• [Short problem]
Copy all lines in which the word "enim" can be found.

Records from a data source:
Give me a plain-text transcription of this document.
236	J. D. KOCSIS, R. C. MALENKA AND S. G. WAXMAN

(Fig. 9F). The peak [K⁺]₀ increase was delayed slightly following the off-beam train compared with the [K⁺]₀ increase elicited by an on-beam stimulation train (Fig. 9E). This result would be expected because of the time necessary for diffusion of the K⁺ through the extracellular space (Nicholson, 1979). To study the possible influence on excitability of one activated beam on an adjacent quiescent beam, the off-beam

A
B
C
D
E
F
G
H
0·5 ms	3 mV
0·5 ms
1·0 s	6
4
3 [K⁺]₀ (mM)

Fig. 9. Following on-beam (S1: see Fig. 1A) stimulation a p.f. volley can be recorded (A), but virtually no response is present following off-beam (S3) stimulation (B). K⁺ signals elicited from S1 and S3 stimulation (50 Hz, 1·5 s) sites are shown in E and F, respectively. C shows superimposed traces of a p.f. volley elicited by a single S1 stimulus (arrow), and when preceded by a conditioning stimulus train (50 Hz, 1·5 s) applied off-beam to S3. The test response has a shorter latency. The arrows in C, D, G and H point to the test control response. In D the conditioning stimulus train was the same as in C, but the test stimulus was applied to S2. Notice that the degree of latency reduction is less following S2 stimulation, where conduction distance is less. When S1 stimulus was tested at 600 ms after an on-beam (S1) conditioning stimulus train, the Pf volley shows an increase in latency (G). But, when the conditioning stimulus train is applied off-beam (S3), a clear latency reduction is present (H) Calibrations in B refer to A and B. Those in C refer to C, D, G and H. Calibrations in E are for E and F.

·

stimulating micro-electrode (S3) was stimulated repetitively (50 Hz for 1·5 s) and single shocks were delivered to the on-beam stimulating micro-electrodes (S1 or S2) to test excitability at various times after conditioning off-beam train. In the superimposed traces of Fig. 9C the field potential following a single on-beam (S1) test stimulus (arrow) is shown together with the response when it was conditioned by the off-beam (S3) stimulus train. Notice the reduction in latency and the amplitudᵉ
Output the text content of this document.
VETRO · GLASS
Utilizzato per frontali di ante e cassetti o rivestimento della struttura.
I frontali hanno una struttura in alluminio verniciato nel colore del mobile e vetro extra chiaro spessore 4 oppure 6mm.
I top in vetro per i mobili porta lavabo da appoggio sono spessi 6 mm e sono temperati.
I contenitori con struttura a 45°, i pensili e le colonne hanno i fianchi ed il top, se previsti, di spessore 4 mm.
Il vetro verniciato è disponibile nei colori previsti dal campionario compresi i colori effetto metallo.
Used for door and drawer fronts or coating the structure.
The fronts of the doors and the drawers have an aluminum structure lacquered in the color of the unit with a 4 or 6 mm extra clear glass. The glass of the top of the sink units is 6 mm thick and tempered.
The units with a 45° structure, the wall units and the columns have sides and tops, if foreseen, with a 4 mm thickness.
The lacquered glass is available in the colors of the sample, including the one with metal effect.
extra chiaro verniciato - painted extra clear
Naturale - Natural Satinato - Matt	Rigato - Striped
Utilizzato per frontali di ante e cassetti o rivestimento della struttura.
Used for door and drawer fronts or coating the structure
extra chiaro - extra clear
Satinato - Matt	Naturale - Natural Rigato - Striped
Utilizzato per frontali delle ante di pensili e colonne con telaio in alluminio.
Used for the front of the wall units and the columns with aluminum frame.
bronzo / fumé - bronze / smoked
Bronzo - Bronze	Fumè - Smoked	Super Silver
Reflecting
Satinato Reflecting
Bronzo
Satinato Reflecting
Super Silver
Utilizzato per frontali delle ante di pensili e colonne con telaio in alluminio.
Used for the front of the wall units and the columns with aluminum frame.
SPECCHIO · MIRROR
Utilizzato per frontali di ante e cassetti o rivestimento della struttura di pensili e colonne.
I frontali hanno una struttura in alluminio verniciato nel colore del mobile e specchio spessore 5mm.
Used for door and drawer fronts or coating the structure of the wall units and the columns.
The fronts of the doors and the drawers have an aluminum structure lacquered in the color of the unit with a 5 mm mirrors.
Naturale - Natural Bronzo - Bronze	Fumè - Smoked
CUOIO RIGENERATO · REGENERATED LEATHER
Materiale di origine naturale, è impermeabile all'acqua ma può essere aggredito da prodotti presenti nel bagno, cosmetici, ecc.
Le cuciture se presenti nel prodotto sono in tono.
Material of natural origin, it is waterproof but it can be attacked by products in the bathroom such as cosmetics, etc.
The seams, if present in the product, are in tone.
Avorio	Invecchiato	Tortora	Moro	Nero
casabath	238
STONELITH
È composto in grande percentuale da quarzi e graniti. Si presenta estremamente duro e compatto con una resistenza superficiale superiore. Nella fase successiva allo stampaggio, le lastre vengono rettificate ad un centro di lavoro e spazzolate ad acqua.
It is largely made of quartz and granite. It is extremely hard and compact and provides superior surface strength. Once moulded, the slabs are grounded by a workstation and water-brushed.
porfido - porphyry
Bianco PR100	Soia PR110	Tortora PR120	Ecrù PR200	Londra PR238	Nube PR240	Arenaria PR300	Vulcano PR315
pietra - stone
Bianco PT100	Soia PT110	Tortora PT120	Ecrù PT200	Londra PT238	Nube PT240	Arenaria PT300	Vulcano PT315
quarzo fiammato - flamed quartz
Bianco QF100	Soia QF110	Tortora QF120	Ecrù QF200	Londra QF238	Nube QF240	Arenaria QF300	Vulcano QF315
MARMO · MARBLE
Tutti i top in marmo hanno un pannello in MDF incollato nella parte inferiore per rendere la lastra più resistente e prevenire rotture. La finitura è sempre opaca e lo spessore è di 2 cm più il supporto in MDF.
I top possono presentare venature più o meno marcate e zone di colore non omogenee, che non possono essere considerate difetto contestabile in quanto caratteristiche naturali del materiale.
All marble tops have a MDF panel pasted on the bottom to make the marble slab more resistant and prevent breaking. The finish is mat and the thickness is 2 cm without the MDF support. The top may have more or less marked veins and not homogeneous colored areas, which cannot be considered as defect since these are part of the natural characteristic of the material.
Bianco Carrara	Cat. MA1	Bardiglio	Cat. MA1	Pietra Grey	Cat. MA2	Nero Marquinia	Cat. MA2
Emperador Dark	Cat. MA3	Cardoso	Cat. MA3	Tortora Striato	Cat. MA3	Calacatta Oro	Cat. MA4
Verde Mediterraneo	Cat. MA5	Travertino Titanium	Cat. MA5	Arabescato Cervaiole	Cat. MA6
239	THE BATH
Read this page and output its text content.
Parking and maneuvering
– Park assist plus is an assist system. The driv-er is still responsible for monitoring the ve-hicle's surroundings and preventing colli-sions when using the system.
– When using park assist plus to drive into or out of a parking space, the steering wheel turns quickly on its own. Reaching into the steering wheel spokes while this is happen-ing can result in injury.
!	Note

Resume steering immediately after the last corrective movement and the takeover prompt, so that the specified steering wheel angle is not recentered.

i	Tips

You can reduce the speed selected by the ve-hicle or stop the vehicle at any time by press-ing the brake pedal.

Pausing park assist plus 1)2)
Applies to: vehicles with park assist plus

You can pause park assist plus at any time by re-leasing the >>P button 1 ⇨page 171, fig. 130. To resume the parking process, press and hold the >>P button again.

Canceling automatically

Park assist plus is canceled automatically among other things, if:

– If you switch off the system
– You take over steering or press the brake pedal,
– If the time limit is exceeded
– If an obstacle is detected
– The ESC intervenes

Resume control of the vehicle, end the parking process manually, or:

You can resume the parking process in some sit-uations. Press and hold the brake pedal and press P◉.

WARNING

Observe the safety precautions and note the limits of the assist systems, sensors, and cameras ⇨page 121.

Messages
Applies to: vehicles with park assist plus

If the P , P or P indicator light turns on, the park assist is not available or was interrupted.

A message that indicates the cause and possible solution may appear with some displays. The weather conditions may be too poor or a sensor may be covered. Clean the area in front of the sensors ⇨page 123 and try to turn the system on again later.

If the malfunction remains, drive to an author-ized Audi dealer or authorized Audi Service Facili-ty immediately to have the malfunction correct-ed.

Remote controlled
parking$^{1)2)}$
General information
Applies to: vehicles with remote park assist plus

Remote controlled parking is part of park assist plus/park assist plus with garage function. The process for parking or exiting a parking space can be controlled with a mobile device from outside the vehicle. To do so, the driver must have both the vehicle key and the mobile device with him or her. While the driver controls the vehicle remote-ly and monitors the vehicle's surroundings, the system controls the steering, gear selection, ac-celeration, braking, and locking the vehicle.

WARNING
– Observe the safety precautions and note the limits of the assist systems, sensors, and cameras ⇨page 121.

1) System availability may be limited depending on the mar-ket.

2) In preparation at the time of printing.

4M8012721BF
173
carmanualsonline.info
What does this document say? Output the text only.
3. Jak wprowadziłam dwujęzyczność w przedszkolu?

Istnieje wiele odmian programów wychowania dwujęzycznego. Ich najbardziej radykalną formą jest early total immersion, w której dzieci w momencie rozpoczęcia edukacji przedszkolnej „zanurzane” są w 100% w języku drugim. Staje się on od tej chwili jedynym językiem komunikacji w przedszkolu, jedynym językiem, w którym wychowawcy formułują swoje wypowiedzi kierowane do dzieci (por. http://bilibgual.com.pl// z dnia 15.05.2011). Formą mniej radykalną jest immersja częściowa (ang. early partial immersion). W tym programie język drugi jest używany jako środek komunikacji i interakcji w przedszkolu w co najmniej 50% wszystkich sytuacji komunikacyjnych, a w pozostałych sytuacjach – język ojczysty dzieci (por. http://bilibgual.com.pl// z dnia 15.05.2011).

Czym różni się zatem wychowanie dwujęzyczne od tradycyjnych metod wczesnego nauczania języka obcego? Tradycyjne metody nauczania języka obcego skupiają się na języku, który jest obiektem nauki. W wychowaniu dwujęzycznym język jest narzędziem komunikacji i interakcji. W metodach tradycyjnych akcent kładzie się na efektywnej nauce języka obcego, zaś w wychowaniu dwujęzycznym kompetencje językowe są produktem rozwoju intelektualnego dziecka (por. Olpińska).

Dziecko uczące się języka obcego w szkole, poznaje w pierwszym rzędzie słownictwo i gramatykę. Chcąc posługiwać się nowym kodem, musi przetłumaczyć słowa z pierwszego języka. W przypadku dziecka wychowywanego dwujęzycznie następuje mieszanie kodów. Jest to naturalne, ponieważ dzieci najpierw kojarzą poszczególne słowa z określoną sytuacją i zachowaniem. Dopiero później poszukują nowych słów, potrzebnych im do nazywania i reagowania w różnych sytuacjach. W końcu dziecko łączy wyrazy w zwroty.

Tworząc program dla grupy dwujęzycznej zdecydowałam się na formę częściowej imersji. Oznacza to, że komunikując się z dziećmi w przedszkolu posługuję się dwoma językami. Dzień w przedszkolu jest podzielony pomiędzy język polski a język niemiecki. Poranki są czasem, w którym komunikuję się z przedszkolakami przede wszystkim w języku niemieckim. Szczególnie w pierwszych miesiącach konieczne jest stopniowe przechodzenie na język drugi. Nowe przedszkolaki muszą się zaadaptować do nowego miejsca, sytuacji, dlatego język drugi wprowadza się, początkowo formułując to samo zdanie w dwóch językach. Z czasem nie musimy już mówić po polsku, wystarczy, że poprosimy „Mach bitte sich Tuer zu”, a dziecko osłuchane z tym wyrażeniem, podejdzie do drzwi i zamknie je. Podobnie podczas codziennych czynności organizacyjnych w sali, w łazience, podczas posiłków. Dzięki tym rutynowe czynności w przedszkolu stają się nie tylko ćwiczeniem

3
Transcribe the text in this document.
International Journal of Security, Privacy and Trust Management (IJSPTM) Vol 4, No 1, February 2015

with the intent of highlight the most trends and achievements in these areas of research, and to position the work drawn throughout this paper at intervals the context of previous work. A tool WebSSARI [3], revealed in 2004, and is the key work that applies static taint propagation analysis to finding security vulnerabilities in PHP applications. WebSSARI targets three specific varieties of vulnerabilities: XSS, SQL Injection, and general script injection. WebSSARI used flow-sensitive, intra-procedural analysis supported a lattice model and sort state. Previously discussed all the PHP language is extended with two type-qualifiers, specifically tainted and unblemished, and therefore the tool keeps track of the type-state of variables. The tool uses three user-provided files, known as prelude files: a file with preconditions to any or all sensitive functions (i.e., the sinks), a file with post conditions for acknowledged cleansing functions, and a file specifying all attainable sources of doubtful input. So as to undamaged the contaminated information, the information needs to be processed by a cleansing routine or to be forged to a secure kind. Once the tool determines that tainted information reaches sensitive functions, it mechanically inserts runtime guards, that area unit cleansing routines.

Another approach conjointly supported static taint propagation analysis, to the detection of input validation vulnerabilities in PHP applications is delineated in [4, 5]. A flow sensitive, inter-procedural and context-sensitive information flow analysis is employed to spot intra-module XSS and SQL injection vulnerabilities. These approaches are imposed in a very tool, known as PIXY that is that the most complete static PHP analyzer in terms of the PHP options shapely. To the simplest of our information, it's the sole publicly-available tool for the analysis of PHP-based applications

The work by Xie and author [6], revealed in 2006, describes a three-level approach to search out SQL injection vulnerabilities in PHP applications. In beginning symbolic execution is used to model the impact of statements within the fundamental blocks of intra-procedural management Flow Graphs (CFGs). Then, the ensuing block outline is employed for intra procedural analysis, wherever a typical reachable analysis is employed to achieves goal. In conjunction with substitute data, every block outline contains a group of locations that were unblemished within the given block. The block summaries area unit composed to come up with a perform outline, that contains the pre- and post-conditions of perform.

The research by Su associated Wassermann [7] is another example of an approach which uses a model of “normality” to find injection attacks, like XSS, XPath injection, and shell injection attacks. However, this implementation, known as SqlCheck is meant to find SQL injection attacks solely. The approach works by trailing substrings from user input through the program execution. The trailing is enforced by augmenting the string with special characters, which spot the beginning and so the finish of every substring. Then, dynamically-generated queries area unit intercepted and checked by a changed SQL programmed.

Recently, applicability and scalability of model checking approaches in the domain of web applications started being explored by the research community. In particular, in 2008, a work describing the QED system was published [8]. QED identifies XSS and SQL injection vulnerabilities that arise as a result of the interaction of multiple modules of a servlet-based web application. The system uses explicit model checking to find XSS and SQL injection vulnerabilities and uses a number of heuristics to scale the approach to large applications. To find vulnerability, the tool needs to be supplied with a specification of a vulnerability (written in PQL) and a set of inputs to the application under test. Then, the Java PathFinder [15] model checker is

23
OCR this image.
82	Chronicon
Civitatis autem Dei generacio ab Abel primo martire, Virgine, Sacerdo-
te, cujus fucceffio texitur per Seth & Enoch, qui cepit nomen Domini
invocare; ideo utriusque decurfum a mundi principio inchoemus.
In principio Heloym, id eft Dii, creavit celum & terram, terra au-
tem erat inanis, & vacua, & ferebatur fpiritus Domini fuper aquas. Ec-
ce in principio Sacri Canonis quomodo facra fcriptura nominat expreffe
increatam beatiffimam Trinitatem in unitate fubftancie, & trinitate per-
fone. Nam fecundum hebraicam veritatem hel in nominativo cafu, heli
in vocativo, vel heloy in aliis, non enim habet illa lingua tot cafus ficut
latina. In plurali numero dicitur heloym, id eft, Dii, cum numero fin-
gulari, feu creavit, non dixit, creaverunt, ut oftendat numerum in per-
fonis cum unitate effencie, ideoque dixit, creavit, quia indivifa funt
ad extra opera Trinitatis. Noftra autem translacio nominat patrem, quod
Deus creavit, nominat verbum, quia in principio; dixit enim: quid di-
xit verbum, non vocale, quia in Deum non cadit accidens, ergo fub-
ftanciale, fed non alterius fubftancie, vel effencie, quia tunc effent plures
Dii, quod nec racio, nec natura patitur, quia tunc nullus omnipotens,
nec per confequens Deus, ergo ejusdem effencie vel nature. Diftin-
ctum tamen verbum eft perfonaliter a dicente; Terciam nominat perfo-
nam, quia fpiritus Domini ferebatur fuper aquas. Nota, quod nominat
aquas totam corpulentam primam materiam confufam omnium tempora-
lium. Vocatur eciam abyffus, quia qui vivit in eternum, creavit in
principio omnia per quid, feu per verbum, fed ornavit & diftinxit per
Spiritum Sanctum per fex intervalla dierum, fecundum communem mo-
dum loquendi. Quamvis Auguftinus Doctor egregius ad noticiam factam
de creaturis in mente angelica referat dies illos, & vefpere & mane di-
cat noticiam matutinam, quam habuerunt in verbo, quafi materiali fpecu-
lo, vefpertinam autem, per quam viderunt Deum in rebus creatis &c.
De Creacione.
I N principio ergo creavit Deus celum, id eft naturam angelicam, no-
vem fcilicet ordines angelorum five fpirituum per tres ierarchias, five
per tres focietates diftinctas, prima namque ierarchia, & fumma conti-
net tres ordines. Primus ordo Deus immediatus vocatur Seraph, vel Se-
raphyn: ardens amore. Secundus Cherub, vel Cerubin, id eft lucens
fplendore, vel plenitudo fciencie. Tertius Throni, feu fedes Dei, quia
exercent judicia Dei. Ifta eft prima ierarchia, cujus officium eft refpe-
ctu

• [The reply]
in vocativo, vel heloy in aliis, non enim habet illa lingua tot cafus ficut
Deus creavit, nominat verbum, quia in principio; dixit enim: quid di-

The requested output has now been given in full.